> **What is expected**:
Search the listing for the string "Ctrl" and copy every line that contains it.

> **Task inputs**:
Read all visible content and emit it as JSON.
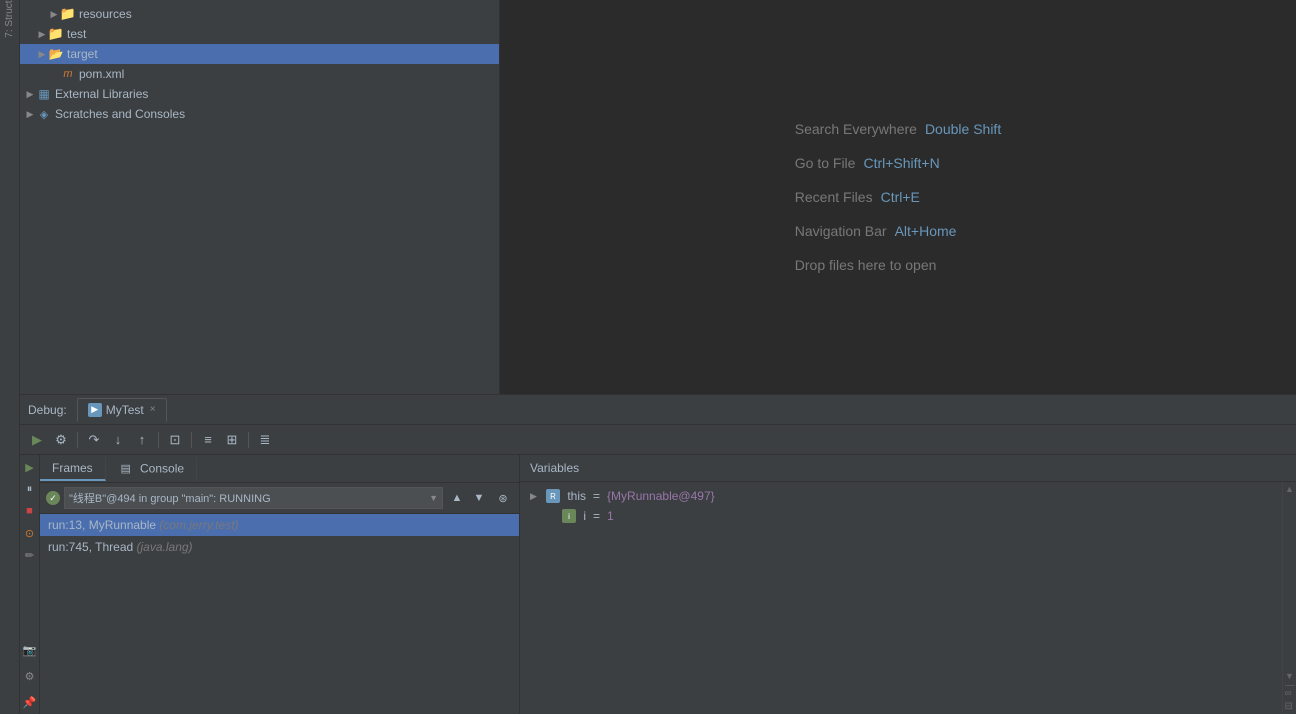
{
  "sidebar": {
    "items": [
      {
        "label": "resources",
        "type": "folder",
        "indent": 2,
        "expanded": false
      },
      {
        "label": "test",
        "type": "folder",
        "indent": 1,
        "expanded": false
      },
      {
        "label": "target",
        "type": "folder",
        "indent": 1,
        "expanded": true,
        "selected": true
      },
      {
        "label": "pom.xml",
        "type": "xml",
        "indent": 2
      },
      {
        "label": "External Libraries",
        "type": "extlib",
        "indent": 0,
        "expanded": false
      },
      {
        "label": "Scratches and Consoles",
        "type": "scratches",
        "indent": 0,
        "expanded": false
      }
    ]
  },
  "editor": {
    "hints": [
      {
        "label": "Search Everywhere",
        "shortcut": "Double Shift"
      },
      {
        "label": "Go to File",
        "shortcut": "Ctrl+Shift+N"
      },
      {
        "label": "Recent Files",
        "shortcut": "Ctrl+E"
      },
      {
        "label": "Navigation Bar",
        "shortcut": "Alt+Home"
      },
      {
        "label": "Drop files here to open",
        "shortcut": ""
      }
    ]
  },
  "debug": {
    "tab_label": "Debug:",
    "tab_name": "MyTest",
    "tab_close": "×",
    "toolbar_buttons": [
      "▶",
      "⚙",
      "↑",
      "↓",
      "↑",
      "⊡",
      "≡",
      "⊞",
      "≣"
    ],
    "sub_tabs": [
      {
        "label": "Frames",
        "active": true
      },
      {
        "label": "Console",
        "active": false
      }
    ],
    "thread": {
      "check": "✓",
      "name": "\"线程B\"@494 in group \"main\": RUNNING"
    },
    "frames": [
      {
        "label": "run:13, MyRunnable",
        "package": "(com.jerry.test)",
        "selected": true
      },
      {
        "label": "run:745, Thread",
        "package": "(java.lang)",
        "selected": false
      }
    ],
    "variables_label": "Variables",
    "variables": [
      {
        "name": "this",
        "equals": "=",
        "value": "{MyRunnable@497}",
        "type": "ref",
        "expanded": true
      },
      {
        "name": "i",
        "equals": "=",
        "value": "1",
        "type": "int",
        "expanded": false
      }
    ]
  },
  "colors": {
    "accent_blue": "#6897bb",
    "accent_green": "#6a8759",
    "accent_red": "#cc4444",
    "selected_bg": "#4b6eaf",
    "bg_dark": "#2b2b2b",
    "bg_medium": "#3c3f41",
    "text_main": "#a9b7c6",
    "text_dim": "#787878"
  }
}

> **Final answer**:
        "shortcut": "Ctrl+Shift+N"
        "shortcut": "Ctrl+E"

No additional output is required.